* _WHAT YOU HAVE TO DO_:
Return all of the lines below exactly as they are.
=====
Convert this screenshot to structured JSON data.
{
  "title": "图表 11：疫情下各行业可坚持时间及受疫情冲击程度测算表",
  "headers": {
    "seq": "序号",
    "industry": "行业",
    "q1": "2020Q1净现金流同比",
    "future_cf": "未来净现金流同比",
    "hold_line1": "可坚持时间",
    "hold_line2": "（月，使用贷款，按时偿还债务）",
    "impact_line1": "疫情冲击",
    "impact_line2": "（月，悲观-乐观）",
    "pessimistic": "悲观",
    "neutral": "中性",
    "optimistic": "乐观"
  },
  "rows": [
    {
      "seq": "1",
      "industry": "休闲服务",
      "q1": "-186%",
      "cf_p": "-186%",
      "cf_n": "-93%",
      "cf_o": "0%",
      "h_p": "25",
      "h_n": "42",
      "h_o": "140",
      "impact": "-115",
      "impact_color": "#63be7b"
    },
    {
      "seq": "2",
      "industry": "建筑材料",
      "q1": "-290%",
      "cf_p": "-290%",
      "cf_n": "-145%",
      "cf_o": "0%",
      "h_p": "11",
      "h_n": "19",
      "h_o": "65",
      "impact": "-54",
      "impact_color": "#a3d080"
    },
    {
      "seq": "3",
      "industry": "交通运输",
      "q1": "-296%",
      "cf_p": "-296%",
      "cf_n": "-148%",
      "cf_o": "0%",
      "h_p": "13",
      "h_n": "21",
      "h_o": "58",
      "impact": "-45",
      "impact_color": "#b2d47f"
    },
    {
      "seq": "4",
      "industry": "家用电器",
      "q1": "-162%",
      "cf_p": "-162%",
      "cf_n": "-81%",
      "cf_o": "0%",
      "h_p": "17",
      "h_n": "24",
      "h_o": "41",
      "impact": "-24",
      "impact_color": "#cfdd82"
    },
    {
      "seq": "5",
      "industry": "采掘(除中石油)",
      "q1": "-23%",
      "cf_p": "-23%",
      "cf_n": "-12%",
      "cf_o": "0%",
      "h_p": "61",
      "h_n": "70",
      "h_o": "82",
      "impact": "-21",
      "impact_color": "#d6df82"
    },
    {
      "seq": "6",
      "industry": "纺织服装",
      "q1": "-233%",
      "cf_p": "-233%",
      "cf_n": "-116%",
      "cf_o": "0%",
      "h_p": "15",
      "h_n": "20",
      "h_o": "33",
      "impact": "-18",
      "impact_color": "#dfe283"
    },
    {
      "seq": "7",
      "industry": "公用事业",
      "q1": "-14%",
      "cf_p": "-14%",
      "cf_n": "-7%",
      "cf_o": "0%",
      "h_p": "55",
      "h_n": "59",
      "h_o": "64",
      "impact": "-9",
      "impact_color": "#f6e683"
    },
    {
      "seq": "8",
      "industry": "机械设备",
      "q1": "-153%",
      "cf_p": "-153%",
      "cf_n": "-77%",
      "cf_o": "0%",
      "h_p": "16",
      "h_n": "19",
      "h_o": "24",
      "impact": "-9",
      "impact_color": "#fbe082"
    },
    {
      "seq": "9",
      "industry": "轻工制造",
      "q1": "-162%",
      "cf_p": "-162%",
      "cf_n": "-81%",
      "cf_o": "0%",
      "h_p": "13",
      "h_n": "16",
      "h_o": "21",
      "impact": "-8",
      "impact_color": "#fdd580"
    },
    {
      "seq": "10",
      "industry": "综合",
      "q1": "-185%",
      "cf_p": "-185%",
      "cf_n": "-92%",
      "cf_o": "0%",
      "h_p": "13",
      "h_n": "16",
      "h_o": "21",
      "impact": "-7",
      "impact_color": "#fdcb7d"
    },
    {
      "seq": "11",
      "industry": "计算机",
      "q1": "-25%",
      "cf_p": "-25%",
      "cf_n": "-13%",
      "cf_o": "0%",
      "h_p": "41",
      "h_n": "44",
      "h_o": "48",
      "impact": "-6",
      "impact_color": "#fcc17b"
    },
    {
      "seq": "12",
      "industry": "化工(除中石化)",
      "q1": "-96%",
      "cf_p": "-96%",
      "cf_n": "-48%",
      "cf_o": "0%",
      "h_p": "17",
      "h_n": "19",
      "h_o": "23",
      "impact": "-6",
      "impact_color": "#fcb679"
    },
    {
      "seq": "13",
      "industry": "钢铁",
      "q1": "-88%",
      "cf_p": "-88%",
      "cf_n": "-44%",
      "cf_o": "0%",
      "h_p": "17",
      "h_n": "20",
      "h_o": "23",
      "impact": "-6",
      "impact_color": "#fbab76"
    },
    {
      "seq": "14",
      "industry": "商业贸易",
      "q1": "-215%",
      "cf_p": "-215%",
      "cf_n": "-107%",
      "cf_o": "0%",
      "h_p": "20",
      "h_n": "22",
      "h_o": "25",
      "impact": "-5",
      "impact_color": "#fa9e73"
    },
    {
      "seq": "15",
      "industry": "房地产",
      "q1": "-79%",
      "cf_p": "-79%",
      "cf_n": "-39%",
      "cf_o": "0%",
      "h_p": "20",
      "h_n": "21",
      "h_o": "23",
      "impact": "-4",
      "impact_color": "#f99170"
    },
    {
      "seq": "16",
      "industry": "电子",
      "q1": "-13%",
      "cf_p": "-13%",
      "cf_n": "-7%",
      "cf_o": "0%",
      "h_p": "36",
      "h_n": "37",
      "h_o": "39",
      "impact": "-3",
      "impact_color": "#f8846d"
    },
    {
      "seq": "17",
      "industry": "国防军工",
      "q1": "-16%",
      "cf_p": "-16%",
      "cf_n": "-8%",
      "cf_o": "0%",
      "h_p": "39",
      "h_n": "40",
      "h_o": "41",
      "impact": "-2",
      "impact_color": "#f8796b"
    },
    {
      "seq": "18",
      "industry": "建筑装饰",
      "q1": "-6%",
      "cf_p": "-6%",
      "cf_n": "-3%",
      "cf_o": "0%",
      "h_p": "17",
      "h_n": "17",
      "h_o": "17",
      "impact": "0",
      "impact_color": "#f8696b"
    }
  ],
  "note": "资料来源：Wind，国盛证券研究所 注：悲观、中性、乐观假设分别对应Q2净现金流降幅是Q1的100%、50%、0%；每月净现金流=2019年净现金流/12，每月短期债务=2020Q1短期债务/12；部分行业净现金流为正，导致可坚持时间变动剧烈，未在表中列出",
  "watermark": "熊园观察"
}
=====
* _EXERCISE SOLUTION_:
Convert this screenshot to structured JSON data.
{
  "title": "图表 11：疫情下各行业可坚持时间及受疫情冲击程度测算表",
  "headers": {
    "seq": "序号",
    "industry": "行业",
    "q1": "2020Q1净现金流同比",
    "future_cf": "未来净现金流同比",
    "hold_line1": "可坚持时间",
    "hold_line2": "（月，使用贷款，按时偿还债务）",
    "impact_line1": "疫情冲击",
    "impact_line2": "（月，悲观-乐观）",
    "pessimistic": "悲观",
    "neutral": "中性",
    "optimistic": "乐观"
  },
  "rows": [
    {
      "seq": "1",
      "industry": "休闲服务",
      "q1": "-186%",
      "cf_p": "-186%",
      "cf_n": "-93%",
      "cf_o": "0%",
      "h_p": "25",
      "h_n": "42",
      "h_o": "140",
      "impact": "-115",
      "impact_color": "#63be7b"
    },
    {
      "seq": "2",
      "industry": "建筑材料",
      "q1": "-290%",
      "cf_p": "-290%",
      "cf_n": "-145%",
      "cf_o": "0%",
      "h_p": "11",
      "h_n": "19",
      "h_o": "65",
      "impact": "-54",
      "impact_color": "#a3d080"
    },
    {
      "seq": "3",
      "industry": "交通运输",
      "q1": "-296%",
      "cf_p": "-296%",
      "cf_n": "-148%",
      "cf_o": "0%",
      "h_p": "13",
      "h_n": "21",
      "h_o": "58",
      "impact": "-45",
      "impact_color": "#b2d47f"
    },
    {
      "seq": "4",
      "industry": "家用电器",
      "q1": "-162%",
      "cf_p": "-162%",
      "cf_n": "-81%",
      "cf_o": "0%",
      "h_p": "17",
      "h_n": "24",
      "h_o": "41",
      "impact": "-24",
      "impact_color": "#cfdd82"
    },
    {
      "seq": "5",
      "industry": "采掘(除中石油)",
      "q1": "-23%",
      "cf_p": "-23%",
      "cf_n": "-12%",
      "cf_o": "0%",
      "h_p": "61",
      "h_n": "70",
      "h_o": "82",
      "impact": "-21",
      "impact_color": "#d6df82"
    },
    {
      "seq": "6",
      "industry": "纺织服装",
      "q1": "-233%",
      "cf_p": "-233%",
      "cf_n": "-116%",
      "cf_o": "0%",
      "h_p": "15",
      "h_n": "20",
      "h_o": "33",
      "impact": "-18",
      "impact_color": "#dfe283"
    },
    {
      "seq": "7",
      "industry": "公用事业",
      "q1": "-14%",
      "cf_p": "-14%",
      "cf_n": "-7%",
      "cf_o": "0%",
      "h_p": "55",
      "h_n": "59",
      "h_o": "64",
      "impact": "-9",
      "impact_color": "#f6e683"
    },
    {
      "seq": "8",
      "industry": "机械设备",
      "q1": "-153%",
      "cf_p": "-153%",
      "cf_n": "-77%",
      "cf_o": "0%",
      "h_p": "16",
      "h_n": "19",
      "h_o": "24",
      "impact": "-9",
      "impact_color": "#fbe082"
    },
    {
      "seq": "9",
      "industry": "轻工制造",
      "q1": "-162%",
      "cf_p": "-162%",
      "cf_n": "-81%",
      "cf_o": "0%",
      "h_p": "13",
      "h_n": "16",
      "h_o": "21",
      "impact": "-8",
      "impact_color": "#fdd580"
    },
    {
      "seq": "10",
      "industry": "综合",
      "q1": "-185%",
      "cf_p": "-185%",
      "cf_n": "-92%",
      "cf_o": "0%",
      "h_p": "13",
      "h_n": "16",
      "h_o": "21",
      "impact": "-7",
      "impact_color": "#fdcb7d"
    },
    {
      "seq": "11",
      "industry": "计算机",
      "q1": "-25%",
      "cf_p": "-25%",
      "cf_n": "-13%",
      "cf_o": "0%",
      "h_p": "41",
      "h_n": "44",
      "h_o": "48",
      "impact": "-6",
      "impact_color": "#fcc17b"
    },
    {
      "seq": "12",
      "industry": "化工(除中石化)",
      "q1": "-96%",
      "cf_p": "-96%",
      "cf_n": "-48%",
      "cf_o": "0%",
      "h_p": "17",
      "h_n": "19",
      "h_o": "23",
      "impact": "-6",
      "impact_color": "#fcb679"
    },
    {
      "seq": "13",
      "industry": "钢铁",
      "q1": "-88%",
      "cf_p": "-88%",
      "cf_n": "-44%",
      "cf_o": "0%",
      "h_p": "17",
      "h_n": "20",
      "h_o": "23",
      "impact": "-6",
      "impact_color": "#fbab76"
    },
    {
      "seq": "14",
      "industry": "商业贸易",
      "q1": "-215%",
      "cf_p": "-215%",
      "cf_n": "-107%",
      "cf_o": "0%",
      "h_p": "20",
      "h_n": "22",
      "h_o": "25",
      "impact": "-5",
      "impact_color": "#fa9e73"
    },
    {
      "seq": "15",
      "industry": "房地产",
      "q1": "-79%",
      "cf_p": "-79%",
      "cf_n": "-39%",
      "cf_o": "0%",
      "h_p": "20",
      "h_n": "21",
      "h_o": "23",
      "impact": "-4",
      "impact_color": "#f99170"
    },
    {
      "seq": "16",
      "industry": "电子",
      "q1": "-13%",
      "cf_p": "-13%",
      "cf_n": "-7%",
      "cf_o": "0%",
      "h_p": "36",
      "h_n": "37",
      "h_o": "39",
      "impact": "-3",
      "impact_color": "#f8846d"
    },
    {
      "seq": "17",
      "industry": "国防军工",
      "q1": "-16%",
      "cf_p": "-16%",
      "cf_n": "-8%",
      "cf_o": "0%",
      "h_p": "39",
      "h_n": "40",
      "h_o": "41",
      "impact": "-2",
      "impact_color": "#f8796b"
    },
    {
      "seq": "18",
      "industry": "建筑装饰",
      "q1": "-6%",
      "cf_p": "-6%",
      "cf_n": "-3%",
      "cf_o": "0%",
      "h_p": "17",
      "h_n": "17",
      "h_o": "17",
      "impact": "0",
      "impact_color": "#f8696b"
    }
  ],
  "note": "资料来源：Wind，国盛证券研究所 注：悲观、中性、乐观假设分别对应Q2净现金流降幅是Q1的100%、50%、0%；每月净现金流=2019年净现金流/12，每月短期债务=2020Q1短期债务/12；部分行业净现金流为正，导致可坚持时间变动剧烈，未在表中列出",
  "watermark": "熊园观察"
}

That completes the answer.